What is asked: Pull out every line with the word "subtitle".

Material provided:
_ _ _ _

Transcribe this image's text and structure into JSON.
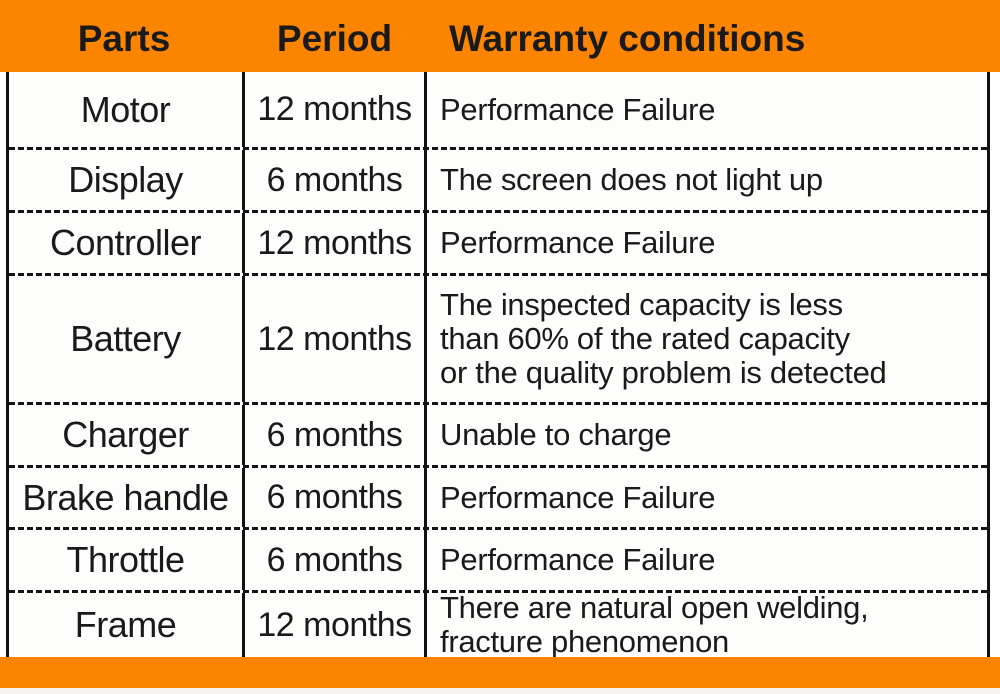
{
  "header": {
    "parts": "Parts",
    "period": "Period",
    "conditions": "Warranty conditions"
  },
  "rows": [
    {
      "part": "Motor",
      "period": "12 months",
      "condition": "Performance Failure"
    },
    {
      "part": "Display",
      "period": "6 months",
      "condition": "The screen does not light up"
    },
    {
      "part": "Controller",
      "period": "12 months",
      "condition": "Performance Failure"
    },
    {
      "part": "Battery",
      "period": "12 months",
      "condition": "The inspected capacity is less\nthan 60% of the rated capacity\nor the quality problem is detected"
    },
    {
      "part": "Charger",
      "period": "6 months",
      "condition": "Unable to charge"
    },
    {
      "part": "Brake handle",
      "period": "6 months",
      "condition": "Performance Failure"
    },
    {
      "part": "Throttle",
      "period": "6 months",
      "condition": "Performance Failure"
    },
    {
      "part": "Frame",
      "period": "12 months",
      "condition": "There are natural open welding,\nfracture phenomenon"
    }
  ],
  "colors": {
    "accent_orange": "#FB8500",
    "text": "#1A1A1A",
    "line": "#111111"
  }
}
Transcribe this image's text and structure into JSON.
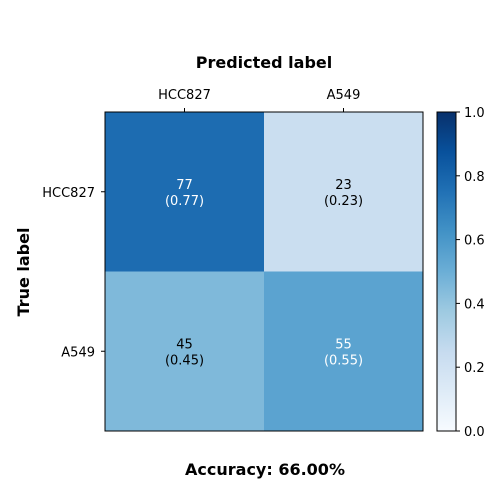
{
  "chart_data": {
    "type": "heatmap",
    "title": "",
    "xlabel": "Predicted label",
    "ylabel": "True label",
    "x_categories": [
      "HCC827",
      "A549"
    ],
    "y_categories": [
      "HCC827",
      "A549"
    ],
    "counts": [
      [
        77,
        23
      ],
      [
        45,
        55
      ]
    ],
    "cell_labels": [
      [
        "77\n(0.77)",
        "23\n(0.23)"
      ],
      [
        "45\n(0.45)",
        "55\n(0.55)"
      ]
    ],
    "normalized": [
      [
        0.77,
        0.23
      ],
      [
        0.45,
        0.55
      ]
    ],
    "colorbar": {
      "range": [
        0,
        1
      ],
      "ticks": [
        "0.0",
        "0.2",
        "0.4",
        "0.6",
        "0.8",
        "1.0"
      ],
      "colormap": "Blues"
    },
    "footer": "Accuracy: 66.00%",
    "x_axis_position": "top"
  }
}
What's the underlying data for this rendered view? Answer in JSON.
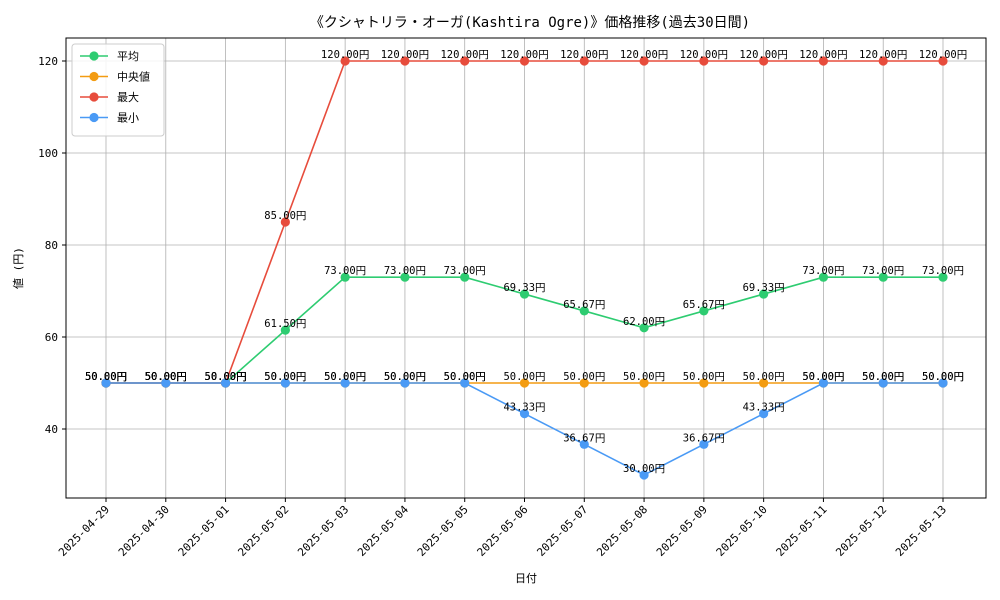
{
  "chart_data": {
    "type": "line",
    "title": "《クシャトリラ・オーガ(Kashtira Ogre)》価格推移(過去30日間)",
    "xlabel": "日付",
    "ylabel": "値 (円)",
    "categories": [
      "2025-04-29",
      "2025-04-30",
      "2025-05-01",
      "2025-05-02",
      "2025-05-03",
      "2025-05-04",
      "2025-05-05",
      "2025-05-06",
      "2025-05-07",
      "2025-05-08",
      "2025-05-09",
      "2025-05-10",
      "2025-05-11",
      "2025-05-12",
      "2025-05-13"
    ],
    "ylim": [
      25,
      125
    ],
    "yticks": [
      40,
      60,
      80,
      100,
      120
    ],
    "grid": true,
    "legend_position": "top-left",
    "value_suffix": "円",
    "series": [
      {
        "name": "平均",
        "color": "#2ecc71",
        "values": [
          50,
          50,
          50,
          61.5,
          73,
          73,
          73,
          69.33,
          65.67,
          62,
          65.67,
          69.33,
          73,
          73,
          73
        ]
      },
      {
        "name": "中央値",
        "color": "#f39c12",
        "values": [
          50,
          50,
          50,
          50,
          50,
          50,
          50,
          50,
          50,
          50,
          50,
          50,
          50,
          50,
          50
        ]
      },
      {
        "name": "最大",
        "color": "#e74c3c",
        "values": [
          50,
          50,
          50,
          85,
          120,
          120,
          120,
          120,
          120,
          120,
          120,
          120,
          120,
          120,
          120
        ]
      },
      {
        "name": "最小",
        "color": "#4a9af5",
        "values": [
          50,
          50,
          50,
          50,
          50,
          50,
          50,
          43.33,
          36.67,
          30,
          36.67,
          43.33,
          50,
          50,
          50
        ]
      }
    ]
  }
}
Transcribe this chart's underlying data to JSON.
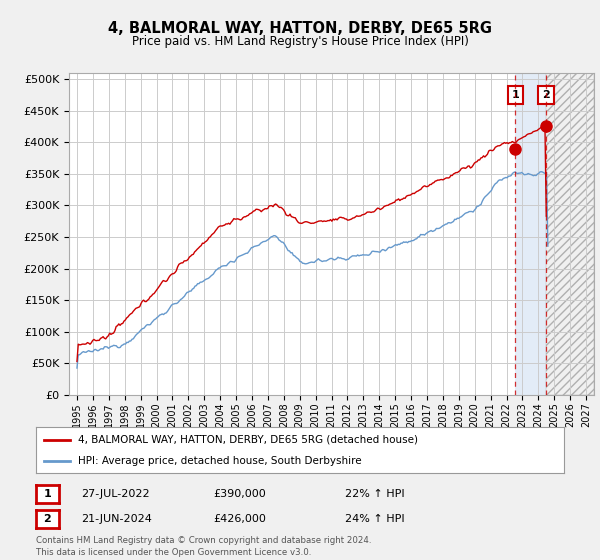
{
  "title": "4, BALMORAL WAY, HATTON, DERBY, DE65 5RG",
  "subtitle": "Price paid vs. HM Land Registry's House Price Index (HPI)",
  "ylabel_ticks": [
    "£0",
    "£50K",
    "£100K",
    "£150K",
    "£200K",
    "£250K",
    "£300K",
    "£350K",
    "£400K",
    "£450K",
    "£500K"
  ],
  "ytick_values": [
    0,
    50000,
    100000,
    150000,
    200000,
    250000,
    300000,
    350000,
    400000,
    450000,
    500000
  ],
  "ylim": [
    0,
    510000
  ],
  "xlim_start": 1994.5,
  "xlim_end": 2027.5,
  "xtick_years": [
    1995,
    1996,
    1997,
    1998,
    1999,
    2000,
    2001,
    2002,
    2003,
    2004,
    2005,
    2006,
    2007,
    2008,
    2009,
    2010,
    2011,
    2012,
    2013,
    2014,
    2015,
    2016,
    2017,
    2018,
    2019,
    2020,
    2021,
    2022,
    2023,
    2024,
    2025,
    2026,
    2027
  ],
  "background_color": "#f0f0f0",
  "plot_bg_color": "#ffffff",
  "grid_color": "#cccccc",
  "red_line_color": "#cc0000",
  "blue_line_color": "#6699cc",
  "label1_date": "27-JUL-2022",
  "label1_price": "£390,000",
  "label1_hpi": "22% ↑ HPI",
  "label2_date": "21-JUN-2024",
  "label2_price": "£426,000",
  "label2_hpi": "24% ↑ HPI",
  "legend_red": "4, BALMORAL WAY, HATTON, DERBY, DE65 5RG (detached house)",
  "legend_blue": "HPI: Average price, detached house, South Derbyshire",
  "footer": "Contains HM Land Registry data © Crown copyright and database right 2024.\nThis data is licensed under the Open Government Licence v3.0.",
  "sale1_x": 2022.56,
  "sale1_y": 390000,
  "sale2_x": 2024.47,
  "sale2_y": 426000,
  "shade_start": 2022.56,
  "shade_end": 2024.47,
  "hatch_start": 2024.47,
  "hatch_end": 2027.5
}
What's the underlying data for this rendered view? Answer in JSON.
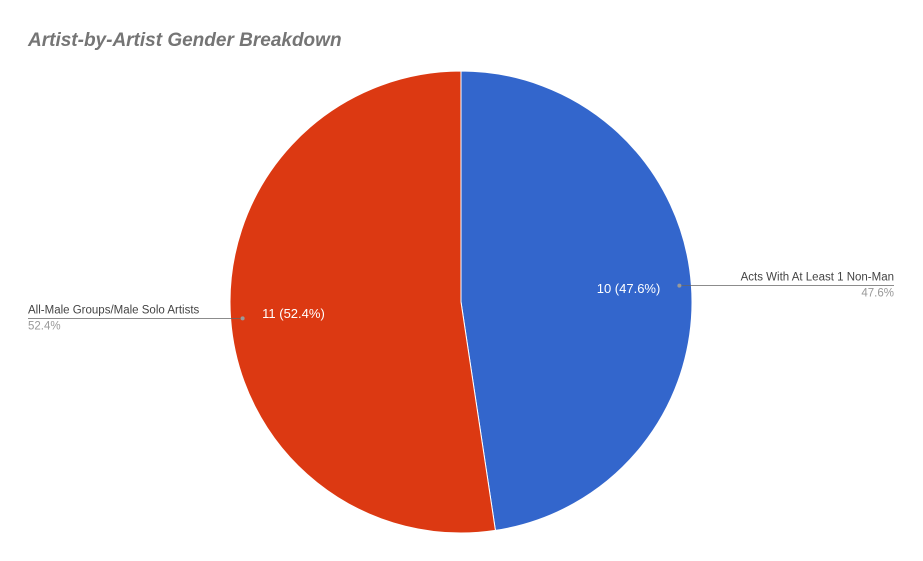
{
  "chart_data": {
    "type": "pie",
    "title": "Artist-by-Artist Gender Breakdown",
    "categories": [
      "Acts With At Least 1 Non-Man",
      "All-Male Groups/Male Solo Artists"
    ],
    "values": [
      10,
      11
    ],
    "value_labels": [
      "10 (47.6%)",
      "11 (52.4%)"
    ],
    "percents": [
      47.6,
      52.4
    ],
    "percent_labels": [
      "47.6%",
      "52.4%"
    ],
    "colors": [
      "#3366cc",
      "#dc3912"
    ]
  }
}
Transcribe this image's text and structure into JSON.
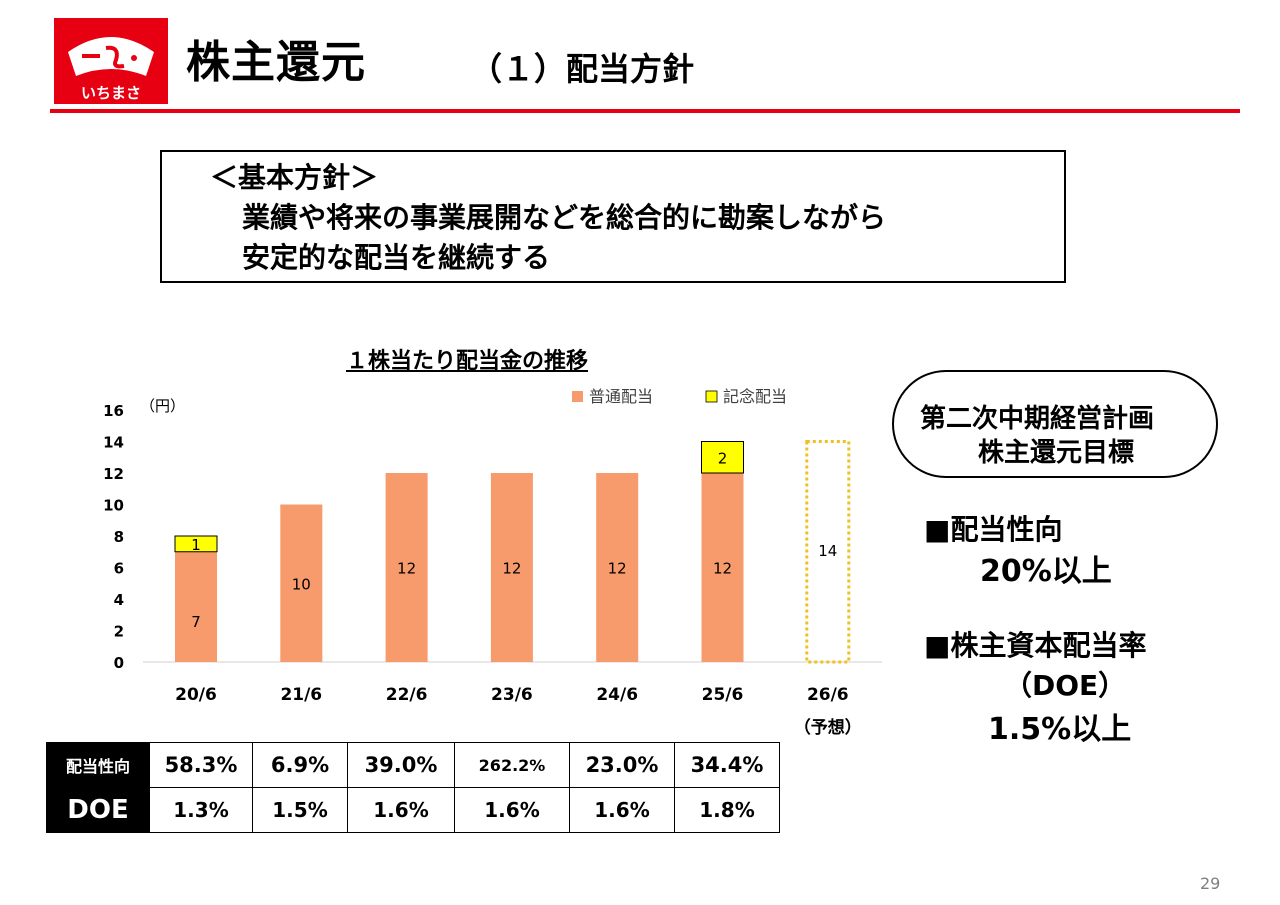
{
  "header": {
    "logo_text": "いちまさ",
    "title": "株主還元",
    "subtitle": "（１）配当方針"
  },
  "policy": {
    "heading": "＜基本方針＞",
    "line1": "業績や将来の事業展開などを総合的に勘案しながら",
    "line2": "安定的な配当を継続する"
  },
  "chart_title": "１株当たり配当金の推移",
  "chart_data": {
    "type": "bar",
    "stacked": true,
    "unit_label": "（円）",
    "categories": [
      "20/6",
      "21/6",
      "22/6",
      "23/6",
      "24/6",
      "25/6",
      "26/6"
    ],
    "category_sublabels": [
      "",
      "",
      "",
      "",
      "",
      "",
      "（予想）"
    ],
    "ylim": [
      0,
      16
    ],
    "yticks": [
      "0",
      "2",
      "4",
      "6",
      "8",
      "10",
      "12",
      "14",
      "16"
    ],
    "legend_position": "top-right",
    "series": [
      {
        "name": "普通配当",
        "color": "#f79a6c",
        "values": [
          7,
          10,
          12,
          12,
          12,
          12,
          null
        ]
      },
      {
        "name": "記念配当",
        "color": "#ffff00",
        "values": [
          1,
          null,
          null,
          null,
          null,
          2,
          null
        ]
      }
    ],
    "forecast": {
      "category": "26/6",
      "value": 14,
      "label": "14",
      "style": "dotted-outline",
      "color": "#f0c020"
    }
  },
  "metrics": {
    "payout_label": "配当性向",
    "payout": [
      "58.3%",
      "6.9%",
      "39.0%",
      "262.2%",
      "23.0%",
      "34.4%"
    ],
    "doe_label": "DOE",
    "doe": [
      "1.3%",
      "1.5%",
      "1.6%",
      "1.6%",
      "1.6%",
      "1.8%"
    ]
  },
  "plan": {
    "line1": "第二次中期経営計画",
    "line2": "株主還元目標",
    "target1_label": "■配当性向",
    "target1_value": "20%以上",
    "target2_label": "■株主資本配当率",
    "target2_sub": "（DOE）",
    "target2_value": "1.5%以上"
  },
  "page_number": "29"
}
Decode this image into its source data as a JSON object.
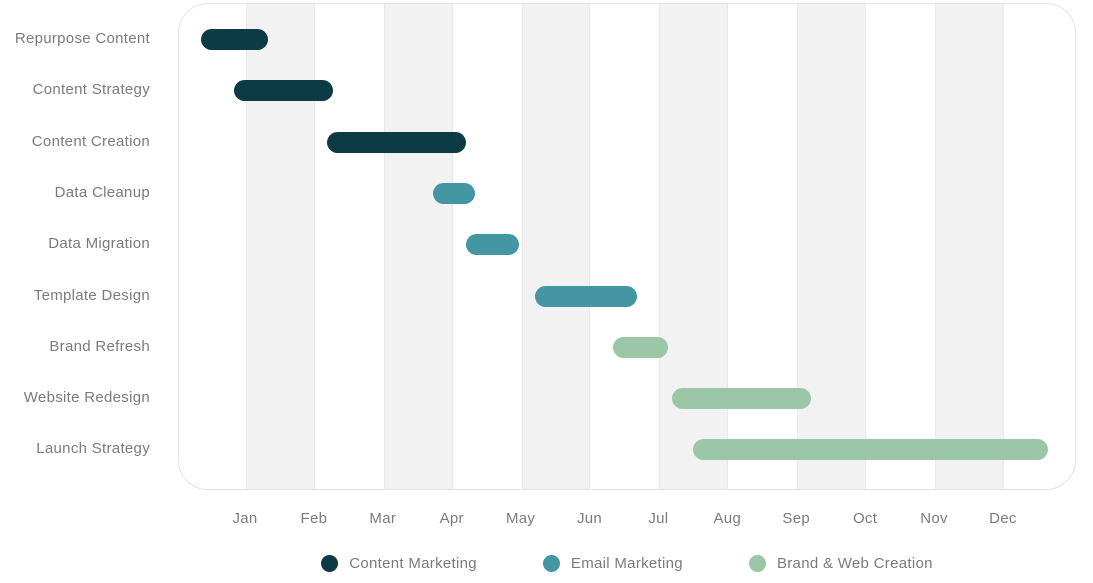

_ _ _ _

Task answer:
  "subtitle": "Price paid vs. HM Land Registry's House Price Index (HPI)",
    "subtitle": "（１）配当方針"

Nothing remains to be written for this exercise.